WHAT YOU WILL DO — Find the lines holding the string "IfcLabel" in the data, then copy all of them.

DATASET ENTRIES —
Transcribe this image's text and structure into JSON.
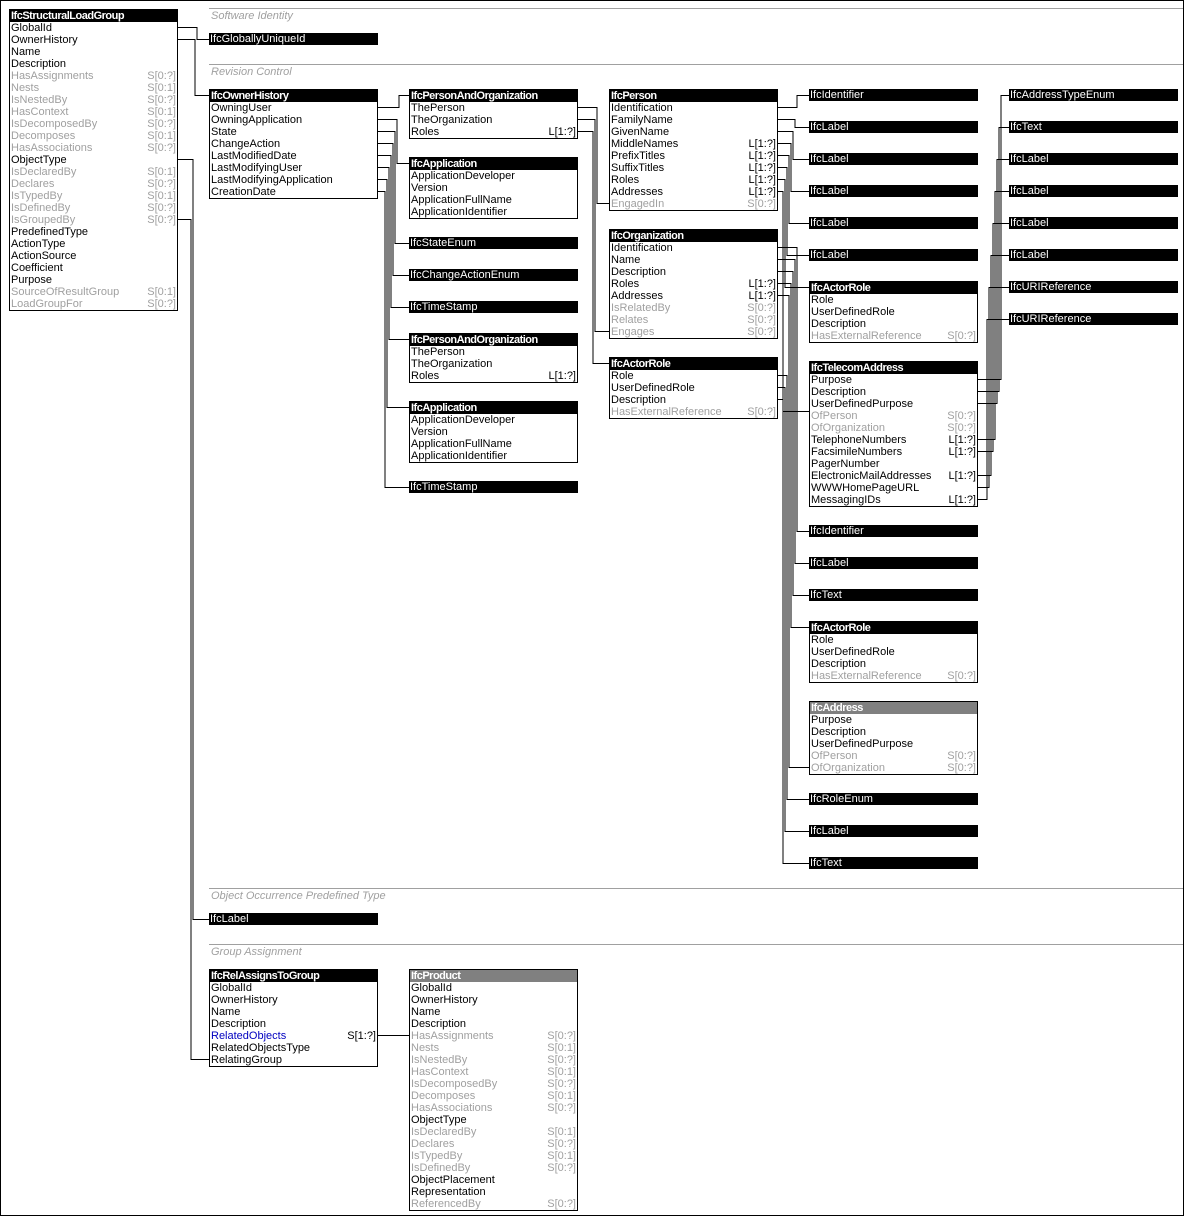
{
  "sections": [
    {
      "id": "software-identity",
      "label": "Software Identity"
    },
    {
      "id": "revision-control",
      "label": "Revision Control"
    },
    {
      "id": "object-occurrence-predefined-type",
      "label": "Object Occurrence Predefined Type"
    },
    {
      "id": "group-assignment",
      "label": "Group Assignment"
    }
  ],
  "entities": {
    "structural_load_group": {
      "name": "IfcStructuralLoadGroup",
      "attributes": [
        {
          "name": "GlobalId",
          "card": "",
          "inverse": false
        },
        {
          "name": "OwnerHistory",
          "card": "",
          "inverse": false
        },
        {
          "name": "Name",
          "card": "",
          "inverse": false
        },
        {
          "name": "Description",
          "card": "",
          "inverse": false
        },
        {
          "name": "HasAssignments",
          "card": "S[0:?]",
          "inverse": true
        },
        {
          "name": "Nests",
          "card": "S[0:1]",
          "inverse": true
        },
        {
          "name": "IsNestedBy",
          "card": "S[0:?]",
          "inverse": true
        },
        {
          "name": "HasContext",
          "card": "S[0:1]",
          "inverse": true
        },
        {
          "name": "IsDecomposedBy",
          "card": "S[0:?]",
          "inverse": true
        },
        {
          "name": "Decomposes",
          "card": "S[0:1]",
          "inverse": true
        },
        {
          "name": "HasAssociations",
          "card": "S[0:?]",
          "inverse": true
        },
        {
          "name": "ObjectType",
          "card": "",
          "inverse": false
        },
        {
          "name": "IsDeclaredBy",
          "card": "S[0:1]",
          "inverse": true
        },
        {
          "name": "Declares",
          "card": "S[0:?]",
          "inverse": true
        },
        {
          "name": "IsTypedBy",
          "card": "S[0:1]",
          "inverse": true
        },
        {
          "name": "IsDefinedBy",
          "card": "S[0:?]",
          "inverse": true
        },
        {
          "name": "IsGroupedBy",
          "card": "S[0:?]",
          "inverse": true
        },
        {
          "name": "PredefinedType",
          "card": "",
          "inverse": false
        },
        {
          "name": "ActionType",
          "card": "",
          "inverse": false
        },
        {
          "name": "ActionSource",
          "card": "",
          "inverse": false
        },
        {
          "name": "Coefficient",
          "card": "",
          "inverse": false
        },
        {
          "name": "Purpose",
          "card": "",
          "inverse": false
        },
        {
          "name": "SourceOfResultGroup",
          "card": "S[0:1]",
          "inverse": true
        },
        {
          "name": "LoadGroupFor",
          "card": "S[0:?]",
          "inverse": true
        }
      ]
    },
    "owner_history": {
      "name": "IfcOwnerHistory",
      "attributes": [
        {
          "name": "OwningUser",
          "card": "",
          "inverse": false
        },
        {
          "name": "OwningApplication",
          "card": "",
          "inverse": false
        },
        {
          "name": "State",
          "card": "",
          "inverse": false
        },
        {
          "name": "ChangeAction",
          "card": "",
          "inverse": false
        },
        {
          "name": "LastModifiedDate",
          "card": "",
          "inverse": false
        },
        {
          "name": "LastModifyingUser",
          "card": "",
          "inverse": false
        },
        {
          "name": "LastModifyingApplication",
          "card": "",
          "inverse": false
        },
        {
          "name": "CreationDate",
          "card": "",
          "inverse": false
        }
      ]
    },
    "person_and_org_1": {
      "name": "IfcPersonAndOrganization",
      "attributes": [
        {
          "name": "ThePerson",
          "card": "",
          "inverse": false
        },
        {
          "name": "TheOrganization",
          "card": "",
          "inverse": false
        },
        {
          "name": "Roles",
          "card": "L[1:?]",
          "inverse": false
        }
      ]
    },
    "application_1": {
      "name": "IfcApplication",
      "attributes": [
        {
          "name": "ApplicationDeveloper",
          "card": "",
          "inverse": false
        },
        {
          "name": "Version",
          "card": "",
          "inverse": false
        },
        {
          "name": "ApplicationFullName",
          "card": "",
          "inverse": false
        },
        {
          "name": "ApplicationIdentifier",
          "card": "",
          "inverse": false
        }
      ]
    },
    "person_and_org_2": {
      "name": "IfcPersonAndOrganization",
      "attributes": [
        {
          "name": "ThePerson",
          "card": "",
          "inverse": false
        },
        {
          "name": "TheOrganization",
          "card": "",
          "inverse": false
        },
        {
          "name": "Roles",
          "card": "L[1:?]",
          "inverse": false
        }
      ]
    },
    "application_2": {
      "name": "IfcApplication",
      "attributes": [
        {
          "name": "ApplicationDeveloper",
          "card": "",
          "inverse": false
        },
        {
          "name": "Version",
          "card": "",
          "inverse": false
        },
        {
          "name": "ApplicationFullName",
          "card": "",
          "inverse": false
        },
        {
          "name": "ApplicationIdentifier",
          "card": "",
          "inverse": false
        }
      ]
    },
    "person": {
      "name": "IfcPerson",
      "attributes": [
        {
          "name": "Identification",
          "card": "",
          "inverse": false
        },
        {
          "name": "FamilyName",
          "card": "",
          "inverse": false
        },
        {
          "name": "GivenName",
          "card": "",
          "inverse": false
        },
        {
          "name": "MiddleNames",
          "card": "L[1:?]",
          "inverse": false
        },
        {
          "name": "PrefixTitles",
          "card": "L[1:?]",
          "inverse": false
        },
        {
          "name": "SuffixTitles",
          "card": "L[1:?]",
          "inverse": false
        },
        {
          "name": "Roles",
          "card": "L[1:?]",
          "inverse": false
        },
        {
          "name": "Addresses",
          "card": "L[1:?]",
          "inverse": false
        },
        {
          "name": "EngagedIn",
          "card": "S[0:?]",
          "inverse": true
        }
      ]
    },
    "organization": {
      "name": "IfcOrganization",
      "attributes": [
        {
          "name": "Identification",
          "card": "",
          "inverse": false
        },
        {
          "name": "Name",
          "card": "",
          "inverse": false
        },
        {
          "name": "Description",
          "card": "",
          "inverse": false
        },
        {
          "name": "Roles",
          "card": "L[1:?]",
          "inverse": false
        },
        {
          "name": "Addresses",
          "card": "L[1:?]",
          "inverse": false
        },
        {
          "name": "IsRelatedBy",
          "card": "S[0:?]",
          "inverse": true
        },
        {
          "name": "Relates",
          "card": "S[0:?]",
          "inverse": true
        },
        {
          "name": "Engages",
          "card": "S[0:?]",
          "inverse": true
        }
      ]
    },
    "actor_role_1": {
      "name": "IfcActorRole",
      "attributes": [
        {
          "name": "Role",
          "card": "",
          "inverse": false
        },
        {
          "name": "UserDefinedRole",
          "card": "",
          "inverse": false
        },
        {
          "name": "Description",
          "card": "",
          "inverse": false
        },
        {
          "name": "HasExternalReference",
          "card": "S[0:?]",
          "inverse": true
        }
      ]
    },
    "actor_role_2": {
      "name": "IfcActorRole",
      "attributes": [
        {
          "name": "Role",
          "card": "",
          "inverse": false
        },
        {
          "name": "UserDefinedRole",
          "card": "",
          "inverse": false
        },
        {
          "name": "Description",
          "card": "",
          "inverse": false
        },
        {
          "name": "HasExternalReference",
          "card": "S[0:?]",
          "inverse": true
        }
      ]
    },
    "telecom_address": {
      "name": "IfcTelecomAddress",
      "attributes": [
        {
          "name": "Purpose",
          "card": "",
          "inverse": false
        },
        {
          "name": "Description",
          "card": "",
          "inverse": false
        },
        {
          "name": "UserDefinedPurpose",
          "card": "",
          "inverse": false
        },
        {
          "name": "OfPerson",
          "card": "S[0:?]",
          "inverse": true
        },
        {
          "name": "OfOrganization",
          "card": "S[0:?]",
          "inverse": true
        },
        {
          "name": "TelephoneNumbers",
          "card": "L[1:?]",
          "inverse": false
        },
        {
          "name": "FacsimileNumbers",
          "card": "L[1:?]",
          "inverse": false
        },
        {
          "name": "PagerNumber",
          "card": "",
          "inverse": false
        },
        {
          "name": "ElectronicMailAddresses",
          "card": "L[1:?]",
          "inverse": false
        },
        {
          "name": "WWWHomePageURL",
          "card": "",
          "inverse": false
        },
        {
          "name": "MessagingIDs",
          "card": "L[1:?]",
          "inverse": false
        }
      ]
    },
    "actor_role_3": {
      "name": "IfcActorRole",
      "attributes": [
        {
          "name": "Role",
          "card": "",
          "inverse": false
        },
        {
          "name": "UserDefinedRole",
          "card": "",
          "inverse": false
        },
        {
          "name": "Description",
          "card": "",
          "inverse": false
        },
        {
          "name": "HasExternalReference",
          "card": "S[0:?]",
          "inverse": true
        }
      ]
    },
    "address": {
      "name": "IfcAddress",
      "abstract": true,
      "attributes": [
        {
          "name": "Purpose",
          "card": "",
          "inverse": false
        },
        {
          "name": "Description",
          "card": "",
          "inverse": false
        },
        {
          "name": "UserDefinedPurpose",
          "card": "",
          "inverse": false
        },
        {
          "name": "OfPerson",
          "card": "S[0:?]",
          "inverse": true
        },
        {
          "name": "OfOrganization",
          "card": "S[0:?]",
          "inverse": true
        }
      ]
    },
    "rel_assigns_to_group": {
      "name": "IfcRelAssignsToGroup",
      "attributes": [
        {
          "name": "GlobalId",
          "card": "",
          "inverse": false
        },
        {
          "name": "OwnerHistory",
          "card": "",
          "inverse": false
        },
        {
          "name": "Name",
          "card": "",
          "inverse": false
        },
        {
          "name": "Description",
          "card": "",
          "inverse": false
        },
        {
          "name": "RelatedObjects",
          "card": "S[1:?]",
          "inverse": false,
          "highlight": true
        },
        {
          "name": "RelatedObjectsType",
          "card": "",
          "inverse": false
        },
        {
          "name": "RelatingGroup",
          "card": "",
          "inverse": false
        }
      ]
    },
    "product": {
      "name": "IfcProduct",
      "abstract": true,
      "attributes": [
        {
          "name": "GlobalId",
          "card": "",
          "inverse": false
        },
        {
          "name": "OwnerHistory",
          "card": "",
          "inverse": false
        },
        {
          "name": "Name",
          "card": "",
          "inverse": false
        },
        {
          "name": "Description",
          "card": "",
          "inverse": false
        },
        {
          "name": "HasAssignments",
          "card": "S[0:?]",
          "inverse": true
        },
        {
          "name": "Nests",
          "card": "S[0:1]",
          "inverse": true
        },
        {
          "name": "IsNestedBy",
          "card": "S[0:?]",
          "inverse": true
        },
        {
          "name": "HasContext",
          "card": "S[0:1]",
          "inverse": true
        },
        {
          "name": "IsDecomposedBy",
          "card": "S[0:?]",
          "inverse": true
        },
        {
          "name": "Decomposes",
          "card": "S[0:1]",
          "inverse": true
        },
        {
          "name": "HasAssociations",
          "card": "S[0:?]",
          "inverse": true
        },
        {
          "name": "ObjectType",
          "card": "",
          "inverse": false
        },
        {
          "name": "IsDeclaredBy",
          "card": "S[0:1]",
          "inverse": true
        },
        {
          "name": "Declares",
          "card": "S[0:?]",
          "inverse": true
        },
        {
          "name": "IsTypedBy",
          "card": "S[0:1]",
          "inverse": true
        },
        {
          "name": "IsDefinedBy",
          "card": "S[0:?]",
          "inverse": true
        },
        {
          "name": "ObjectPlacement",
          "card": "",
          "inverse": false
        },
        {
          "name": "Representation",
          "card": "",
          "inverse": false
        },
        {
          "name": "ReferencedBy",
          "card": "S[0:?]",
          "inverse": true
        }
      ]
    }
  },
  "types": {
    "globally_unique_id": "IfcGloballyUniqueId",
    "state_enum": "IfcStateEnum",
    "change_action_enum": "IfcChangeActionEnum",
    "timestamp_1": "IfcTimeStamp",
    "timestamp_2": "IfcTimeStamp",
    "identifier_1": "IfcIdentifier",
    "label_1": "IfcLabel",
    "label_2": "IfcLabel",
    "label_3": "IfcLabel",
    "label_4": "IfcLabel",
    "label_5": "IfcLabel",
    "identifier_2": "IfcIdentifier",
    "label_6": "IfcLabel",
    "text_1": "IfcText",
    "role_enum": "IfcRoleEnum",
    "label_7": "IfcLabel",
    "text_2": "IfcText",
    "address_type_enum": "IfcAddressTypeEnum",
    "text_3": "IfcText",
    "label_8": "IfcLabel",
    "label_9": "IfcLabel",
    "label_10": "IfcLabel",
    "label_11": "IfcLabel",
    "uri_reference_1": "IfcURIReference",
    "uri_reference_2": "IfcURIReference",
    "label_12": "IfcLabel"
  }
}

EXERCISE SOLUTION —
    "label_1": "IfcLabel",
    "label_2": "IfcLabel",
    "label_3": "IfcLabel",
    "label_4": "IfcLabel",
    "label_5": "IfcLabel",
    "label_6": "IfcLabel",
    "label_7": "IfcLabel",
    "label_8": "IfcLabel",
    "label_9": "IfcLabel",
    "label_10": "IfcLabel",
    "label_11": "IfcLabel",
    "label_12": "IfcLabel"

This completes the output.